◆ Directions ◆
Return the records that follow unaltered. Omit every picture.

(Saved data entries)
____________

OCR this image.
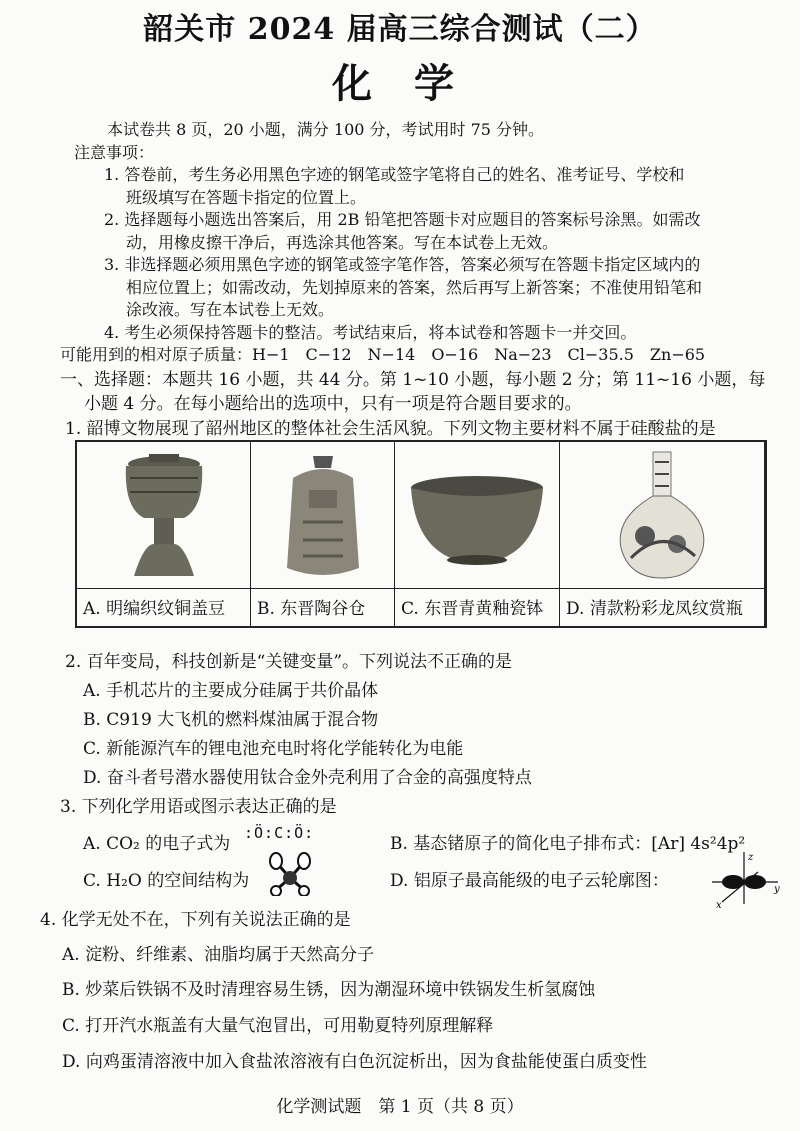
韶关市 2024 届高三综合测试（二）
化 学
本试卷共 8 页，20 小题，满分 100 分，考试用时 75 分钟。
注意事项：
1. 答卷前，考生务必用黑色字迹的钢笔或签字笔将自己的姓名、准考证号、学校和
班级填写在答题卡指定的位置上。
2. 选择题每小题选出答案后，用 2B 铅笔把答题卡对应题目的答案标号涂黑。如需改
动，用橡皮擦干净后，再选涂其他答案。写在本试卷上无效。
3. 非选择题必须用黑色字迹的钢笔或签字笔作答，答案必须写在答题卡指定区域内的
相应位置上；如需改动，先划掉原来的答案，然后再写上新答案；不准使用铅笔和
涂改液。写在本试卷上无效。
4. 考生必须保持答题卡的整洁。考试结束后，将本试卷和答题卡一并交回。
可能用到的相对原子质量：H−1　C−12　N−14　O−16　Na−23　Cl−35.5　Zn−65
一、选择题：本题共 16 小题，共 44 分。第 1~10 小题，每小题 2 分；第 11~16 小题，每
小题 4 分。在每小题给出的选项中，只有一项是符合题目要求的。
1. 韶博文物展现了韶州地区的整体社会生活风貌。下列文物主要材料不属于硅酸盐的是
A. 明编织纹铜盖豆 B. 东晋陶谷仓 C. 东晋青黄釉瓷钵 D. 清款粉彩龙凤纹赏瓶
2. 百年变局，科技创新是“关键变量”。下列说法不正确的是
A. 手机芯片的主要成分硅属于共价晶体
B. C919 大飞机的燃料煤油属于混合物
C. 新能源汽车的锂电池充电时将化学能转化为电能
D. 奋斗者号潜水器使用钛合金外壳利用了合金的高强度特点
3. 下列化学用语或图示表达正确的是
A. CO₂ 的电子式为
:Ö:C:Ö:
B. 基态锗原子的简化电子排布式：[Ar] 4s²4p²
C. H₂O 的空间结构为	D. 铝原子最高能级的电子云轮廓图：
z
y
x
4. 化学无处不在，下列有关说法正确的是
A. 淀粉、纤维素、油脂均属于天然高分子
B. 炒菜后铁锅不及时清理容易生锈，因为潮湿环境中铁锅发生析氢腐蚀
C. 打开汽水瓶盖有大量气泡冒出，可用勒夏特列原理解释
D. 向鸡蛋清溶液中加入食盐浓溶液有白色沉淀析出，因为食盐能使蛋白质变性
化学测试题　第 1 页（共 8 页）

____________

◆ Result of the task ◆
OCR this image.
韶关市 2024 届高三综合测试（二）
化 学
本试卷共 8 页，20 小题，满分 100 分，考试用时 75 分钟。
注意事项：
1. 答卷前，考生务必用黑色字迹的钢笔或签字笔将自己的姓名、准考证号、学校和
班级填写在答题卡指定的位置上。
2. 选择题每小题选出答案后，用 2B 铅笔把答题卡对应题目的答案标号涂黑。如需改
动，用橡皮擦干净后，再选涂其他答案。写在本试卷上无效。
3. 非选择题必须用黑色字迹的钢笔或签字笔作答，答案必须写在答题卡指定区域内的
相应位置上；如需改动，先划掉原来的答案，然后再写上新答案；不准使用铅笔和
涂改液。写在本试卷上无效。
4. 考生必须保持答题卡的整洁。考试结束后，将本试卷和答题卡一并交回。
可能用到的相对原子质量：H−1　C−12　N−14　O−16　Na−23　Cl−35.5　Zn−65
一、选择题：本题共 16 小题，共 44 分。第 1~10 小题，每小题 2 分；第 11~16 小题，每
小题 4 分。在每小题给出的选项中，只有一项是符合题目要求的。
1. 韶博文物展现了韶州地区的整体社会生活风貌。下列文物主要材料不属于硅酸盐的是
A. 明编织纹铜盖豆 B. 东晋陶谷仓 C. 东晋青黄釉瓷钵 D. 清款粉彩龙凤纹赏瓶
2. 百年变局，科技创新是“关键变量”。下列说法不正确的是
A. 手机芯片的主要成分硅属于共价晶体
B. C919 大飞机的燃料煤油属于混合物
C. 新能源汽车的锂电池充电时将化学能转化为电能
D. 奋斗者号潜水器使用钛合金外壳利用了合金的高强度特点
3. 下列化学用语或图示表达正确的是
A. CO₂ 的电子式为
:Ö:C:Ö:
B. 基态锗原子的简化电子排布式：[Ar] 4s²4p²
C. H₂O 的空间结构为	D. 铝原子最高能级的电子云轮廓图：
z
y
x
4. 化学无处不在，下列有关说法正确的是
A. 淀粉、纤维素、油脂均属于天然高分子
B. 炒菜后铁锅不及时清理容易生锈，因为潮湿环境中铁锅发生析氢腐蚀
C. 打开汽水瓶盖有大量气泡冒出，可用勒夏特列原理解释
D. 向鸡蛋清溶液中加入食盐浓溶液有白色沉淀析出，因为食盐能使蛋白质变性
化学测试题　第 1 页（共 8 页）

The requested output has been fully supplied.